### [The exercise]
Report each line of the data that has "Lízingszerződéstől" somewhere in it.

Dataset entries
+-------+

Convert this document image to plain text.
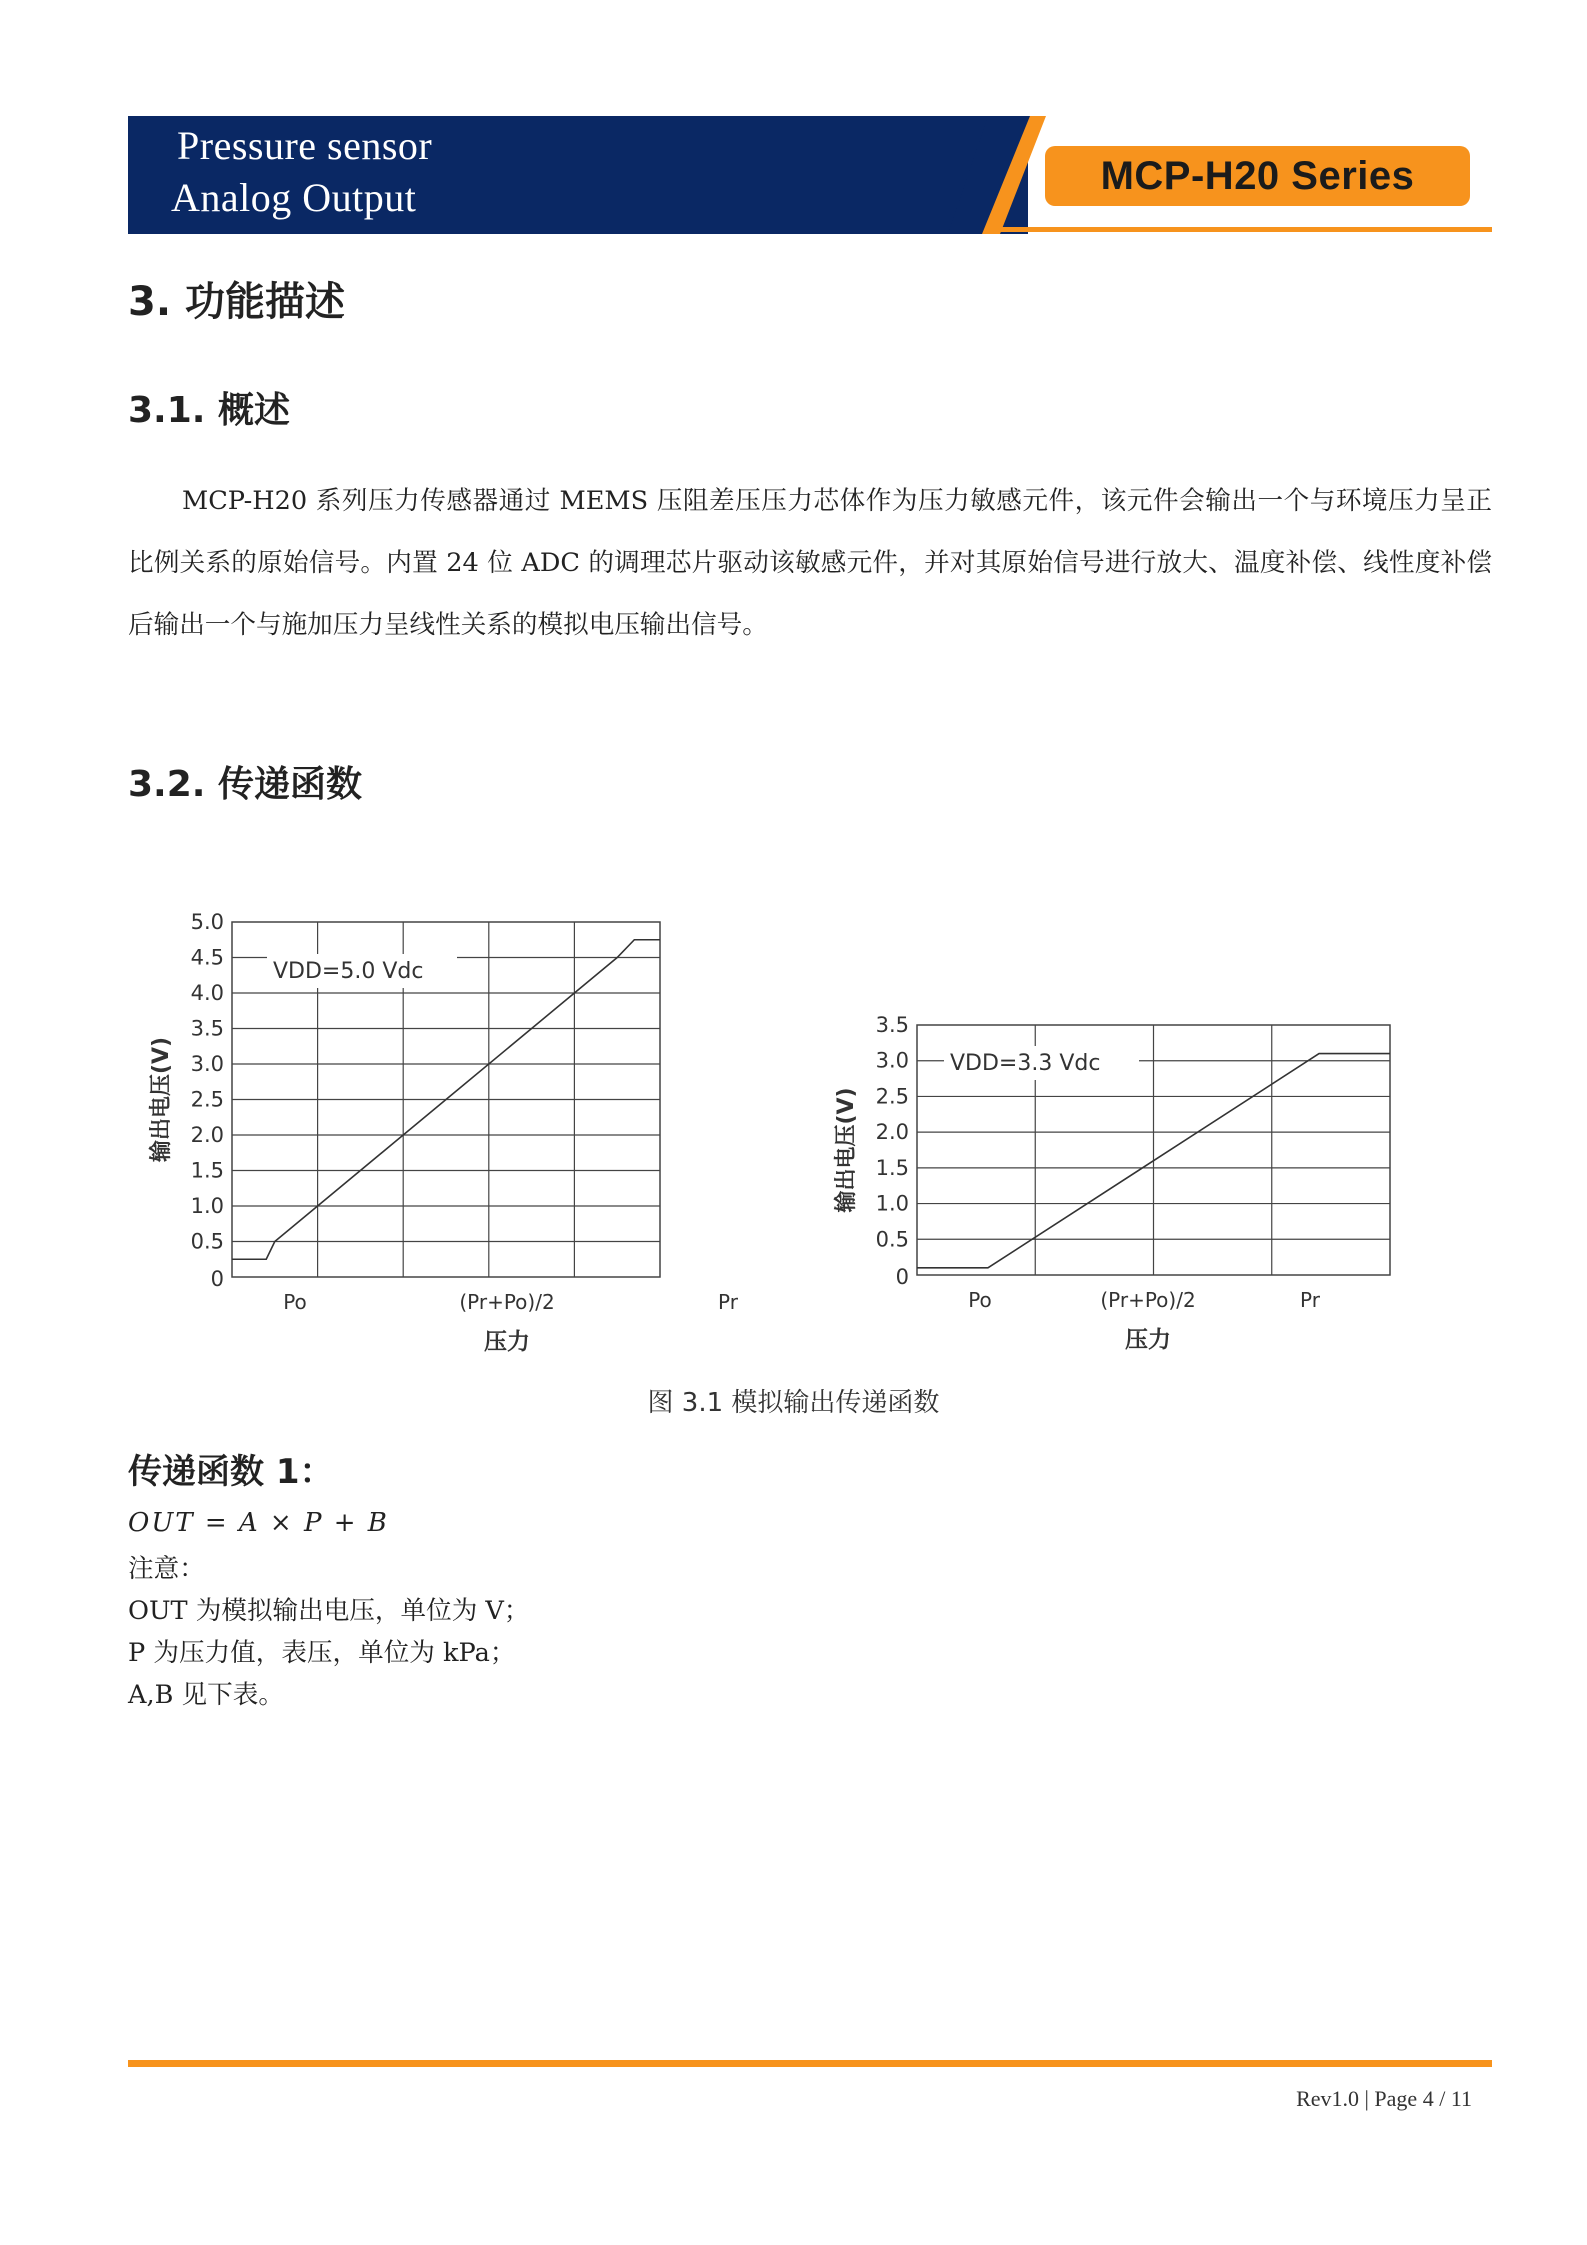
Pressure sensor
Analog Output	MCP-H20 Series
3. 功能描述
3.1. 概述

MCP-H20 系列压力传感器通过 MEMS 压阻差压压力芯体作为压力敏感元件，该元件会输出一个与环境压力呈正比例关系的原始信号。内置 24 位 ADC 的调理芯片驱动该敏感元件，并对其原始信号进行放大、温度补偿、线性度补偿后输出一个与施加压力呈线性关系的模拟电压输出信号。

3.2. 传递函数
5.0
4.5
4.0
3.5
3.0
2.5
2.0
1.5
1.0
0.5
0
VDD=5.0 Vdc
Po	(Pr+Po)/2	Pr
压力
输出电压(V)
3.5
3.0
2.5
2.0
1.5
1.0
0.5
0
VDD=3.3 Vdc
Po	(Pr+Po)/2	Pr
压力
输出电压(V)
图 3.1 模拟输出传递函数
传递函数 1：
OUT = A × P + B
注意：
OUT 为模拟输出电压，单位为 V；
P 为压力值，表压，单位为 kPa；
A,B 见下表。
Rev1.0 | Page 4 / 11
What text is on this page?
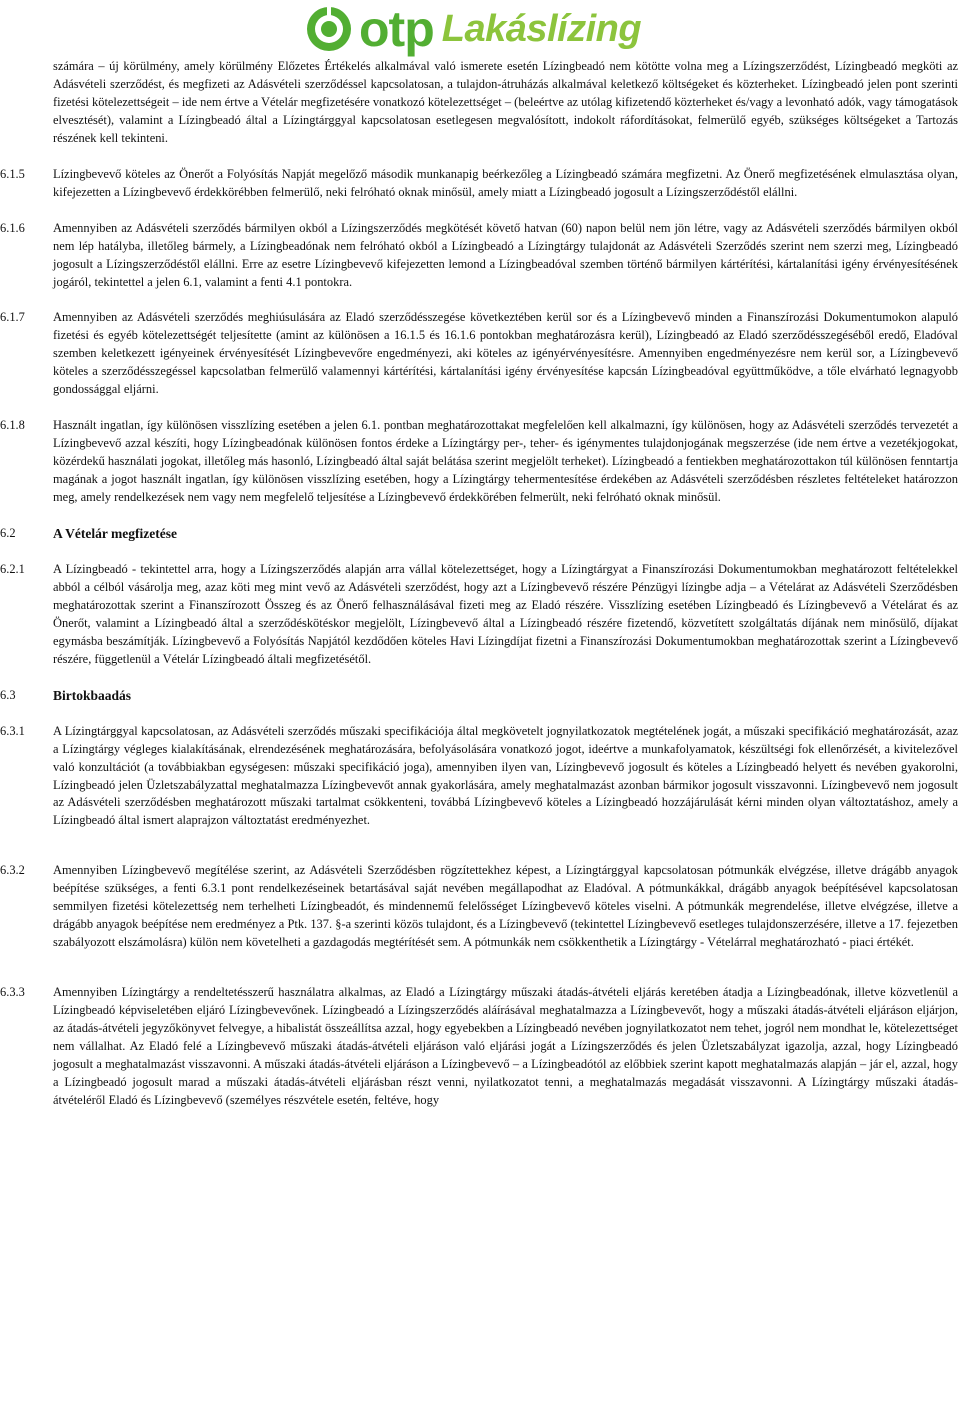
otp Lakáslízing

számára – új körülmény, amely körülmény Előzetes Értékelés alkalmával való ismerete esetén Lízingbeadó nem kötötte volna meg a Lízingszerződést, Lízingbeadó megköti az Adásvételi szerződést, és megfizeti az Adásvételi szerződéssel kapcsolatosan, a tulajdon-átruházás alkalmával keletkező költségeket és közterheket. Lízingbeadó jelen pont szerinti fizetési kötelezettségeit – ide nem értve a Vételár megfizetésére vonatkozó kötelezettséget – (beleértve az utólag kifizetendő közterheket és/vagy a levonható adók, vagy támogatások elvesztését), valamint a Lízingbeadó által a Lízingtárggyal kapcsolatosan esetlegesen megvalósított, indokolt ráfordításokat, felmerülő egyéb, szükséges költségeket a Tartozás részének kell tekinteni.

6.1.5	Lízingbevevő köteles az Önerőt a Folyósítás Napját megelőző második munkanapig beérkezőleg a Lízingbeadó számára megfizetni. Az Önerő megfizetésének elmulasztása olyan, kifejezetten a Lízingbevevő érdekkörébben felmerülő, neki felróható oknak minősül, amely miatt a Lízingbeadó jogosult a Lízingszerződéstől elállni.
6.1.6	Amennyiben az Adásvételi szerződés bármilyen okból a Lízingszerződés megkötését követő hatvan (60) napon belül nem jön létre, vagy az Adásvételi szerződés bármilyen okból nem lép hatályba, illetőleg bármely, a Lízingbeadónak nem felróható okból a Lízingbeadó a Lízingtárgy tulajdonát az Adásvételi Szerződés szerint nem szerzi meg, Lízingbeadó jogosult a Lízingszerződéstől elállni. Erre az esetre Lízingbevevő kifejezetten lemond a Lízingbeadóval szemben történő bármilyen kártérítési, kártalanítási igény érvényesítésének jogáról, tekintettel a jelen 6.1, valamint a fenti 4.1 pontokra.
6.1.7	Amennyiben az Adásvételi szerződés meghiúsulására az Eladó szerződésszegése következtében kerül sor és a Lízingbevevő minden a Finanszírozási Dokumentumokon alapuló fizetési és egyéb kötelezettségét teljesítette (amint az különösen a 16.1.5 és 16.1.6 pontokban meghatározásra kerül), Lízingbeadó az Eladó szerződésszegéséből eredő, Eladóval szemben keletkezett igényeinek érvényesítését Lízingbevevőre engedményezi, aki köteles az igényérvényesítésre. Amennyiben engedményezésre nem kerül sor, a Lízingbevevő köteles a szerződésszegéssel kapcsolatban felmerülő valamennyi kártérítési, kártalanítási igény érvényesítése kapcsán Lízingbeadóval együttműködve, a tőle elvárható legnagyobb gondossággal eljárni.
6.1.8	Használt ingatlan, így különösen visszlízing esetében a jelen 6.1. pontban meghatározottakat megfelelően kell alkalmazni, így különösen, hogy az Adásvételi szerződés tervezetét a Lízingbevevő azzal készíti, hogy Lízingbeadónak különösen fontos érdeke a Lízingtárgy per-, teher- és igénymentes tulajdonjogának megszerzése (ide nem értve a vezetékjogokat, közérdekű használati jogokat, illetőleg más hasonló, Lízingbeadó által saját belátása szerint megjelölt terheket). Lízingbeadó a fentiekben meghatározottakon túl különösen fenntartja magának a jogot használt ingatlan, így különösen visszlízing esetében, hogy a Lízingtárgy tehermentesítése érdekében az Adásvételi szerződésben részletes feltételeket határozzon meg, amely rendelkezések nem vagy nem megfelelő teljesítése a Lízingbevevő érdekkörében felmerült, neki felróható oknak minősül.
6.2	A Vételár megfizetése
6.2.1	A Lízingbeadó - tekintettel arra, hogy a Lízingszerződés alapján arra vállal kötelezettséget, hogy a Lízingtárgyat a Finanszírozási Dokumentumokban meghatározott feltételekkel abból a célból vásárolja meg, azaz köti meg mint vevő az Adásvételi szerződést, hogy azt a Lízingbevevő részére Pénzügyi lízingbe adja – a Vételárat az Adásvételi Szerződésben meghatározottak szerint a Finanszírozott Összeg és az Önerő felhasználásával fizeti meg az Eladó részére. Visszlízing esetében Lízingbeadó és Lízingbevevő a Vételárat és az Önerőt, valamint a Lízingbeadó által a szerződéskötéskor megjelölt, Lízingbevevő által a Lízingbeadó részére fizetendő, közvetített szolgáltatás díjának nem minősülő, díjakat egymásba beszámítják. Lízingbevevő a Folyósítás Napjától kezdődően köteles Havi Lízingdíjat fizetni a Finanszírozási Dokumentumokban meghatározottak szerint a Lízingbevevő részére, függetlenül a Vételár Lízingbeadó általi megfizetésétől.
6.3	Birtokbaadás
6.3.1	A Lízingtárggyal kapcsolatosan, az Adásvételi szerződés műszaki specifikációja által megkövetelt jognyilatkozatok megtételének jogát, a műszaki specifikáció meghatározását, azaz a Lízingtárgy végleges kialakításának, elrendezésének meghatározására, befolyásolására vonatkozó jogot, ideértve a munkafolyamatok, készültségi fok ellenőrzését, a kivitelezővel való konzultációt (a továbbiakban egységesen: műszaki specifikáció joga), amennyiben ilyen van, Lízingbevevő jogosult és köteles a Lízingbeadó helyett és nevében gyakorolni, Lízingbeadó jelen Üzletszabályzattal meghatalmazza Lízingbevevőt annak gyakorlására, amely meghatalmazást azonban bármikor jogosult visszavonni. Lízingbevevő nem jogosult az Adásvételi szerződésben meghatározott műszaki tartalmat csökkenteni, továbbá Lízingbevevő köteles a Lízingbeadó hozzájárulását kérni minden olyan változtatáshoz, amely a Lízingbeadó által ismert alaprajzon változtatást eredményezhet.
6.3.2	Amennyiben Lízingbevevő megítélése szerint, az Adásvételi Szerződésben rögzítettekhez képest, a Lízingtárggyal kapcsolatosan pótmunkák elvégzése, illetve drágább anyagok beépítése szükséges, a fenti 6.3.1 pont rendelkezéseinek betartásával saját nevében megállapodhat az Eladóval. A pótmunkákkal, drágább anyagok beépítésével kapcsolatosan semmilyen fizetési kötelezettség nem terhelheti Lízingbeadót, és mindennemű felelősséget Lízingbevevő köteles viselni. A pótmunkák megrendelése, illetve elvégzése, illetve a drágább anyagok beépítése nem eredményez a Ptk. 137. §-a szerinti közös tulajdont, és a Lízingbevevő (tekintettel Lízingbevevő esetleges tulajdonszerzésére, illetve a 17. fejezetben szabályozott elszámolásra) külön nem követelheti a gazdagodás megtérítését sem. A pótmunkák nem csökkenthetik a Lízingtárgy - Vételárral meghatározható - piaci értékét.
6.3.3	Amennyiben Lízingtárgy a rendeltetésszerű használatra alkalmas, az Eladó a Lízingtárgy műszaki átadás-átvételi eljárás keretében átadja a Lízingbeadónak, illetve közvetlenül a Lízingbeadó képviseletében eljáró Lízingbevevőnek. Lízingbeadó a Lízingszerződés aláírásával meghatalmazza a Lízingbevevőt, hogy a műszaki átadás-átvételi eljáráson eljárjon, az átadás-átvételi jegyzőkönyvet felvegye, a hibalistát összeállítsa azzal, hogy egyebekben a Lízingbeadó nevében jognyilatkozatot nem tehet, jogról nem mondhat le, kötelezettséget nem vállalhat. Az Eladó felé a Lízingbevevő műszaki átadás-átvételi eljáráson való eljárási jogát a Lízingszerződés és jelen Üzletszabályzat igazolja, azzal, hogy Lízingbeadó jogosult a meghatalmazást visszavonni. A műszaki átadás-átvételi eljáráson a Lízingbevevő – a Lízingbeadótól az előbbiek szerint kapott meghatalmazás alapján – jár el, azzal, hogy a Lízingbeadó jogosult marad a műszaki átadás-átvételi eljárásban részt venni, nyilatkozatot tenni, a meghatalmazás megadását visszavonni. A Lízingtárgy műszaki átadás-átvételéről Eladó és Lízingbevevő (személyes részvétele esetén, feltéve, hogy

+-------+

### [Task response]
6.1.5	Lízingbevevő köteles az Önerőt a Folyósítás Napját megelőző második munkanapig beérkezőleg a Lízingbeadó számára megfizetni. Az Önerő megfizetésének elmulasztása olyan, kifejezetten a Lízingbevevő érdekkörébben felmerülő, neki felróható oknak minősül, amely miatt a Lízingbeadó jogosult a Lízingszerződéstől elállni.
6.1.6	Amennyiben az Adásvételi szerződés bármilyen okból a Lízingszerződés megkötését követő hatvan (60) napon belül nem jön létre, vagy az Adásvételi szerződés bármilyen okból nem lép hatályba, illetőleg bármely, a Lízingbeadónak nem felróható okból a Lízingbeadó a Lízingtárgy tulajdonát az Adásvételi Szerződés szerint nem szerzi meg, Lízingbeadó jogosult a Lízingszerződéstől elállni. Erre az esetre Lízingbevevő kifejezetten lemond a Lízingbeadóval szemben történő bármilyen kártérítési, kártalanítási igény érvényesítésének jogáról, tekintettel a jelen 6.1, valamint a fenti 4.1 pontokra.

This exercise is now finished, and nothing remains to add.